##### Task inputs #####

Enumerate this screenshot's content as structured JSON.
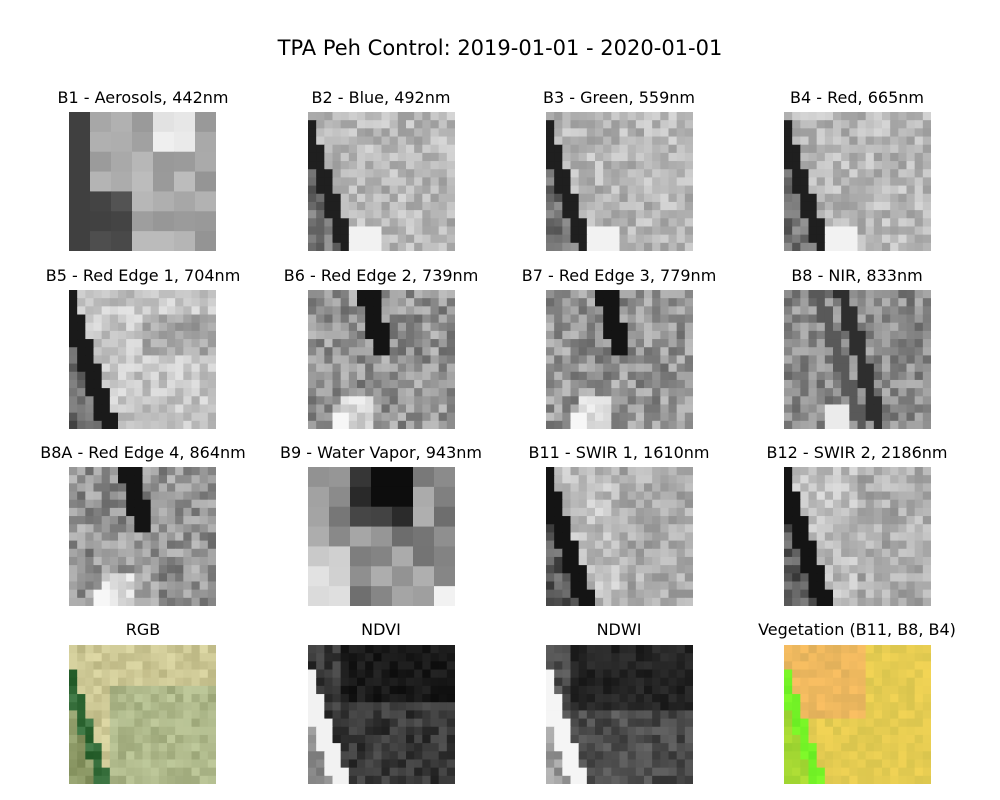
{
  "figure": {
    "title": "TPA Peh Control: 2019-01-01 - 2020-01-01"
  },
  "panels": [
    {
      "label": "B1 - Aerosols, 442nm",
      "style": "b1"
    },
    {
      "label": "B2 - Blue, 492nm",
      "style": "vis"
    },
    {
      "label": "B3 - Green, 559nm",
      "style": "vis"
    },
    {
      "label": "B4 - Red, 665nm",
      "style": "vis"
    },
    {
      "label": "B5 - Red Edge 1, 704nm",
      "style": "re1"
    },
    {
      "label": "B6 - Red Edge 2, 739nm",
      "style": "nir"
    },
    {
      "label": "B7 - Red Edge 3, 779nm",
      "style": "nir"
    },
    {
      "label": "B8 - NIR, 833nm",
      "style": "nir8"
    },
    {
      "label": "B8A - Red Edge 4, 864nm",
      "style": "nir"
    },
    {
      "label": "B9 - Water Vapor, 943nm",
      "style": "b9"
    },
    {
      "label": "B11 - SWIR 1, 1610nm",
      "style": "swir"
    },
    {
      "label": "B12 - SWIR 2, 2186nm",
      "style": "swir"
    },
    {
      "label": "RGB",
      "style": "rgb"
    },
    {
      "label": "NDVI",
      "style": "ndvi"
    },
    {
      "label": "NDWI",
      "style": "ndwi"
    },
    {
      "label": "Vegetation (B11, B8, B4)",
      "style": "veg"
    }
  ]
}
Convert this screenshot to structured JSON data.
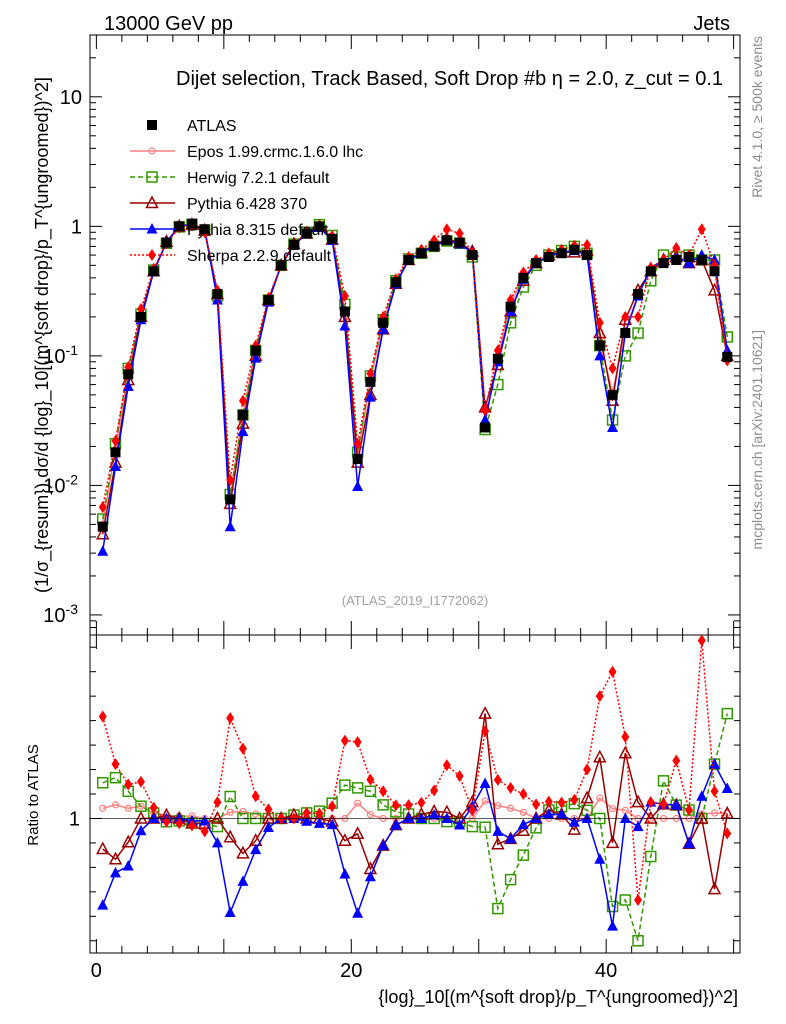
{
  "header": {
    "left": "13000 GeV pp",
    "right": "Jets"
  },
  "side_text": {
    "rivet": "Rivet 4.1.0, ≥ 500k events",
    "mcplots": "mcplots.cern.ch [arXiv:2401.10621]"
  },
  "analysis_tag": "(ATLAS_2019_I1772062)",
  "chart_data": {
    "type": "line",
    "title": "Dijet selection, Track Based, Soft Drop #b η = 2.0, z_cut = 0.1",
    "xlabel": "{log}_10[(m^{soft drop}/p_T^{ungroomed})^2]",
    "ylabel": "(1/σ_{resum}) dσ/d {log}_10[(m^{soft drop}/p_T^{ungroomed})^2]",
    "ratio_ylabel": "Ratio to ATLAS",
    "xlim": [
      -0.5,
      50.5
    ],
    "ylim": [
      0.0007,
      30
    ],
    "yscale": "log",
    "ratio_ylim": [
      0.45,
      1.75
    ],
    "x_ticks": [
      "0",
      "20",
      "40"
    ],
    "y_ticks": [
      "10^-3",
      "10^-2",
      "10^-1",
      "1",
      "10"
    ],
    "ratio_ticks": [
      "1"
    ],
    "x": [
      0.5,
      1.5,
      2.5,
      3.5,
      4.5,
      5.5,
      6.5,
      7.5,
      8.5,
      9.5,
      10.5,
      11.5,
      12.5,
      13.5,
      14.5,
      15.5,
      16.5,
      17.5,
      18.5,
      19.5,
      20.5,
      21.5,
      22.5,
      23.5,
      24.5,
      25.5,
      26.5,
      27.5,
      28.5,
      29.5,
      30.5,
      31.5,
      32.5,
      33.5,
      34.5,
      35.5,
      36.5,
      37.5,
      38.5,
      39.5,
      40.5,
      41.5,
      42.5,
      43.5,
      44.5,
      45.5,
      46.5,
      47.5,
      48.5,
      49.5
    ],
    "series": [
      {
        "name": "ATLAS",
        "color": "#000000",
        "marker": "square",
        "values": [
          0.0048,
          0.018,
          0.072,
          0.2,
          0.45,
          0.75,
          1.0,
          1.05,
          0.95,
          0.3,
          0.0078,
          0.035,
          0.11,
          0.27,
          0.5,
          0.72,
          0.88,
          1.0,
          0.8,
          0.22,
          0.016,
          0.063,
          0.18,
          0.37,
          0.55,
          0.62,
          0.7,
          0.78,
          0.75,
          0.6,
          0.028,
          0.095,
          0.24,
          0.4,
          0.52,
          0.58,
          0.62,
          0.66,
          0.6,
          0.12,
          0.05,
          0.15,
          0.3,
          0.45,
          0.52,
          0.55,
          0.58,
          0.55,
          0.45,
          0.098
        ]
      },
      {
        "name": "Epos 1.99.crmc.1.6.0 lhc",
        "color": "#ff8080",
        "marker": "star",
        "line": "solid",
        "values": [
          0.005,
          0.019,
          0.075,
          0.21,
          0.46,
          0.76,
          1.01,
          1.06,
          0.95,
          0.3,
          0.008,
          0.036,
          0.112,
          0.27,
          0.5,
          0.72,
          0.88,
          1.0,
          0.8,
          0.22,
          0.017,
          0.064,
          0.18,
          0.37,
          0.55,
          0.62,
          0.7,
          0.78,
          0.75,
          0.6,
          0.03,
          0.1,
          0.25,
          0.41,
          0.52,
          0.58,
          0.62,
          0.66,
          0.6,
          0.13,
          0.052,
          0.155,
          0.3,
          0.45,
          0.52,
          0.55,
          0.58,
          0.56,
          0.46,
          0.1
        ]
      },
      {
        "name": "Herwig 7.2.1 default",
        "color": "#339900",
        "marker": "open-square",
        "line": "dashed",
        "values": [
          0.0055,
          0.021,
          0.08,
          0.21,
          0.46,
          0.74,
          0.99,
          1.03,
          0.93,
          0.29,
          0.0085,
          0.035,
          0.11,
          0.27,
          0.5,
          0.73,
          0.9,
          1.03,
          0.85,
          0.25,
          0.018,
          0.07,
          0.19,
          0.38,
          0.56,
          0.62,
          0.7,
          0.77,
          0.74,
          0.58,
          0.027,
          0.06,
          0.18,
          0.34,
          0.5,
          0.6,
          0.65,
          0.7,
          0.62,
          0.12,
          0.032,
          0.1,
          0.15,
          0.38,
          0.6,
          0.58,
          0.6,
          0.55,
          0.55,
          0.14
        ]
      },
      {
        "name": "Pythia 6.428 370",
        "color": "#990000",
        "marker": "open-triangle",
        "line": "solid",
        "values": [
          0.0042,
          0.015,
          0.065,
          0.2,
          0.45,
          0.76,
          1.0,
          1.03,
          0.93,
          0.3,
          0.0072,
          0.03,
          0.1,
          0.27,
          0.5,
          0.73,
          0.88,
          1.0,
          0.79,
          0.2,
          0.015,
          0.05,
          0.16,
          0.36,
          0.55,
          0.63,
          0.72,
          0.8,
          0.75,
          0.64,
          0.04,
          0.085,
          0.22,
          0.38,
          0.52,
          0.6,
          0.63,
          0.63,
          0.65,
          0.15,
          0.045,
          0.19,
          0.32,
          0.45,
          0.55,
          0.58,
          0.52,
          0.55,
          0.32,
          0.1
        ]
      },
      {
        "name": "Pythia 8.315 default",
        "color": "#0000ff",
        "marker": "triangle",
        "line": "solid",
        "values": [
          0.0031,
          0.014,
          0.058,
          0.19,
          0.45,
          0.75,
          1.0,
          1.04,
          0.94,
          0.27,
          0.0048,
          0.026,
          0.096,
          0.26,
          0.5,
          0.72,
          0.87,
          0.98,
          0.78,
          0.17,
          0.0098,
          0.048,
          0.16,
          0.36,
          0.55,
          0.62,
          0.71,
          0.78,
          0.73,
          0.63,
          0.032,
          0.09,
          0.22,
          0.39,
          0.52,
          0.59,
          0.63,
          0.65,
          0.6,
          0.1,
          0.028,
          0.15,
          0.29,
          0.48,
          0.55,
          0.58,
          0.52,
          0.6,
          0.55,
          0.11
        ]
      },
      {
        "name": "Sherpa 2.2.9 default",
        "color": "#ff0000",
        "marker": "diamond",
        "line": "dotted",
        "values": [
          0.0068,
          0.022,
          0.082,
          0.23,
          0.47,
          0.74,
          0.98,
          1.02,
          0.9,
          0.32,
          0.011,
          0.045,
          0.12,
          0.28,
          0.5,
          0.72,
          0.9,
          1.02,
          0.84,
          0.29,
          0.021,
          0.073,
          0.2,
          0.39,
          0.58,
          0.66,
          0.78,
          0.95,
          0.88,
          0.62,
          0.038,
          0.11,
          0.27,
          0.44,
          0.55,
          0.62,
          0.66,
          0.71,
          0.72,
          0.18,
          0.08,
          0.2,
          0.2,
          0.48,
          0.55,
          0.68,
          0.6,
          0.95,
          0.5,
          0.092
        ]
      }
    ]
  }
}
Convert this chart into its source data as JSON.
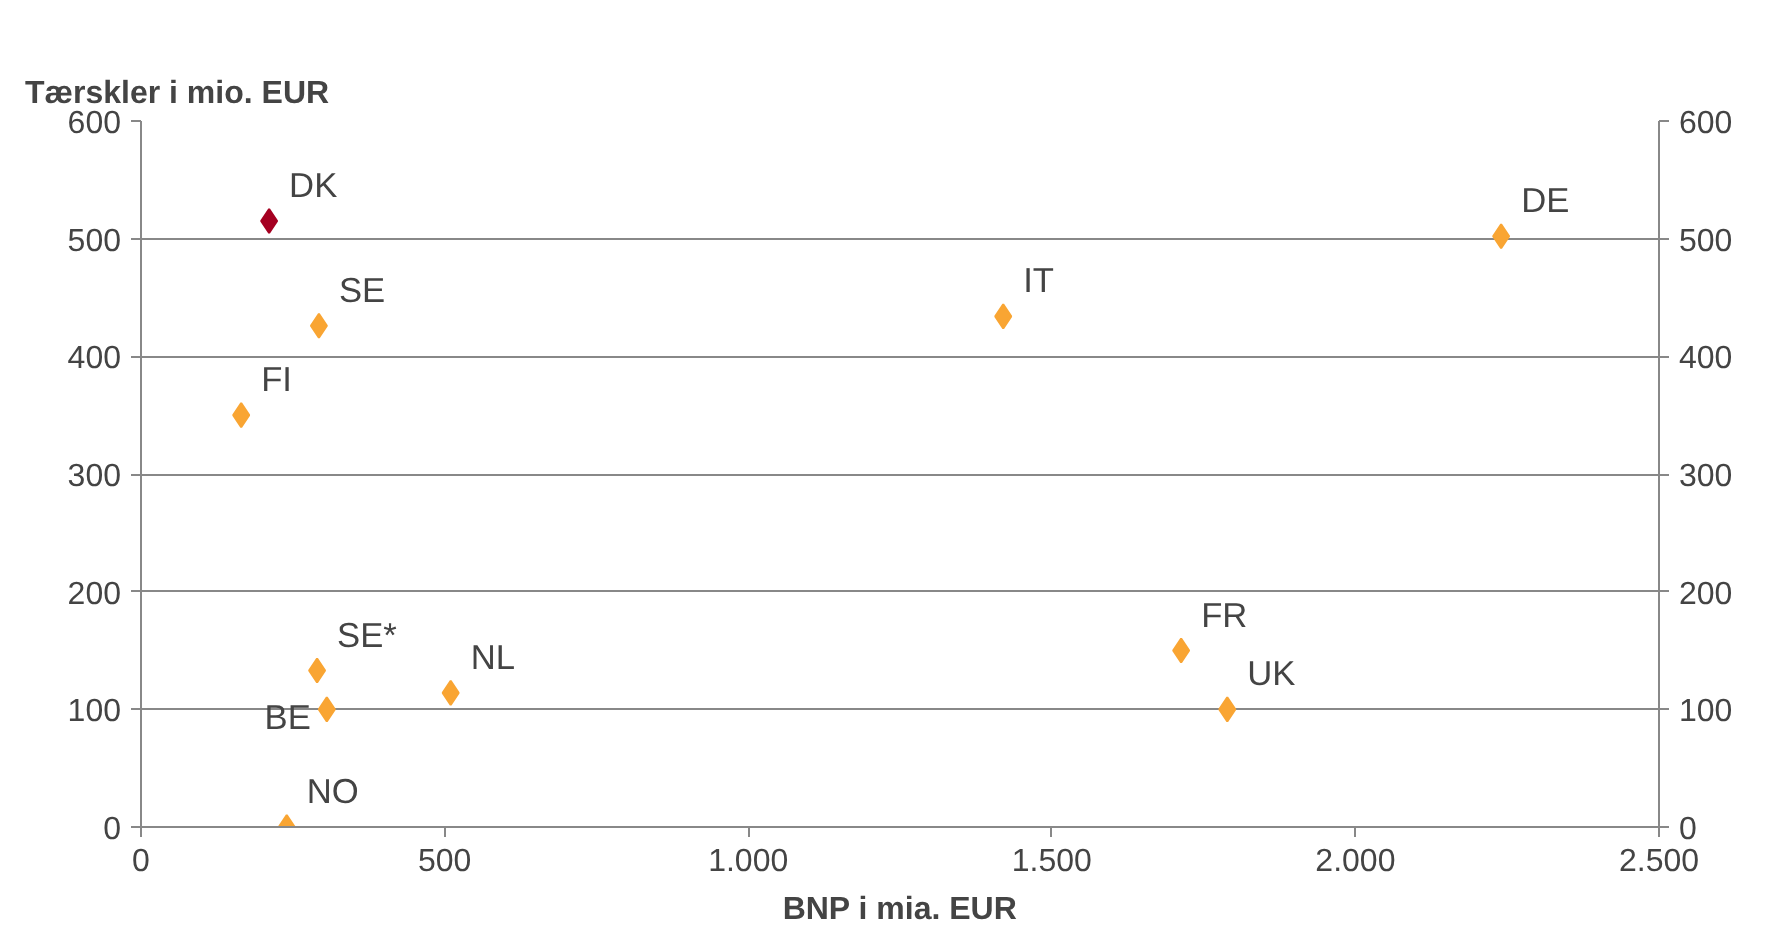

#####

§ **Direction**
Find the word "color" in the entries, and copy every line it shows up in.

§ **Answer**
        "color": "#000000",
        "color": "#ff8080",
        "color": "#339900",
        "color": "#990000",
        "color": "#0000ff",
        "color": "#ff0000",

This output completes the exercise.